◆ EXTRACT PROVIDED
One of UK’s assistants filled in for John Calipari at Monday’s basketball press conference, as is tradition. This time around Calipari handed the duties off to Tony Barbee, who spoke with the media for about 10 minutes before the team’s afternoon practice and then a flight for Baton Rouge later this evening. A source very close to the team’s aircraft tells me the Cats are looking at 6 o’clock departure time; until then, this is the full transcript of Barbee’s comments (via UK Athletics) about the come-from-behind win over Ole Miss and the challenge ahead against the now second-place LSU Tigers:

 

On the close wins and losses this season preparing the team for tournament play …

“Well, of course we would prefer them all to be 20- or 30-point blowouts. It makes the bench a lot more comfortable. But no, it does, especially for the young guys. We’ve got a veteran group of guys that have been through it and know how to handle it. They have been carrying us through a lot of these situations, and it’s good to see the freshmen get the much-needed experience because once you get late, late, late in the season, the race for conference regular-season champion is going on. So, you’re playing for something this time of year. You get in the conference tournament, obviously it means something. And then when you get to the NCAA Tournament, then you’re talking about true one-and-done scenarios. So, being in these close games are definitely a benefit, especially to our younger guys.”

◆ DATA SHOWN
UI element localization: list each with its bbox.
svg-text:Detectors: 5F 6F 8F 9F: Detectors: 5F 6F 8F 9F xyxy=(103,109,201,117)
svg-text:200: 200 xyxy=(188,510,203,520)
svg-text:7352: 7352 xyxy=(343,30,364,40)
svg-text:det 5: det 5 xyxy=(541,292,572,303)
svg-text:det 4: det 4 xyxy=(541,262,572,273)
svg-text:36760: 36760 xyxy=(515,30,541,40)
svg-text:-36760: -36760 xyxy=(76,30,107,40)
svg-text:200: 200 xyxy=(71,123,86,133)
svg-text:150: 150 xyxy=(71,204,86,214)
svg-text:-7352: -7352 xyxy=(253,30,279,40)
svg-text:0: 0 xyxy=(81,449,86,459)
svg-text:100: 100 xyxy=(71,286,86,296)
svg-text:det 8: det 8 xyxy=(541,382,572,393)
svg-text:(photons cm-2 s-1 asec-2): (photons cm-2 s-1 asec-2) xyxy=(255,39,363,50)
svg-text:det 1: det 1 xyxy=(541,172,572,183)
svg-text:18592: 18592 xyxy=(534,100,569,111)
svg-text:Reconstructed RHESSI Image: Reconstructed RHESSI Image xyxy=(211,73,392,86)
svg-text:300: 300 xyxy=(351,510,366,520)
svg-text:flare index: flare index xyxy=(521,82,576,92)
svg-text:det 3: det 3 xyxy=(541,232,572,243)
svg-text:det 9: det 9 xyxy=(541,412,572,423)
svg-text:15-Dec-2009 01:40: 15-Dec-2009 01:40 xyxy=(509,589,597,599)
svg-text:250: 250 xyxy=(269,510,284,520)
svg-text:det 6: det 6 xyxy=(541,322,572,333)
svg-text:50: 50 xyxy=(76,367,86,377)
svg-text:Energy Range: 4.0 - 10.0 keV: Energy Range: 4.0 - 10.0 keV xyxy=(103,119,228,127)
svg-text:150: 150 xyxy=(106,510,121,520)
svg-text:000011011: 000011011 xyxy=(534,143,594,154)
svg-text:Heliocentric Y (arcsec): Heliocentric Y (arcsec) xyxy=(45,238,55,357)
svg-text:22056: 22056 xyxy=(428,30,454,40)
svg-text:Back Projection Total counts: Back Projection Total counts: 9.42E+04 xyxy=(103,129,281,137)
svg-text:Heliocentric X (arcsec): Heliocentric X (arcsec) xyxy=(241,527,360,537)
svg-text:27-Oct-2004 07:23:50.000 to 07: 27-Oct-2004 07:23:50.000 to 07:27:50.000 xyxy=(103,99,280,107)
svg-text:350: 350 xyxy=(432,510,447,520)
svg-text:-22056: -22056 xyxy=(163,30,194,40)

◆ SHORT TASK
Extract the full press conference transcript excerpt and reproduce it word for word. The listing has nothing to do with the text.

◆ THE RESULT
One of UK’s assistants filled in for John Calipari at Monday’s basketball press conference, as is tradition. This time around Calipari handed the duties off to Tony Barbee, who spoke with the media for about 10 minutes before the team’s afternoon practice and then a flight for Baton Rouge later this evening. A source very close to the team’s aircraft tells me the Cats are looking at 6 o’clock departure time; until then, this is the full transcript of Barbee’s comments (via UK Athletics) about the come-from-behind win over Ole Miss and the challenge ahead against the now second-place LSU Tigers:

 

On the close wins and losses this season preparing the team for tournament play …

“Well, of course we would prefer them all to be 20- or 30-point blowouts. It makes the bench a lot more comfortable. But no, it does, especially for the young guys. We’ve got a veteran group of guys that have been through it and know how to handle it. They have been carrying us through a lot of these situations, and it’s good to see the freshmen get the much-needed experience because once you get late, late, late in the season, the race for conference regular-season champion is going on. So, you’re playing for something this time of year. You get in the conference tournament, obviously it means something. And then when you get to the NCAA Tournament, then you’re talking about true one-and-done scenarios. So, being in these close games are definitely a benefit, especially to our younger guys.”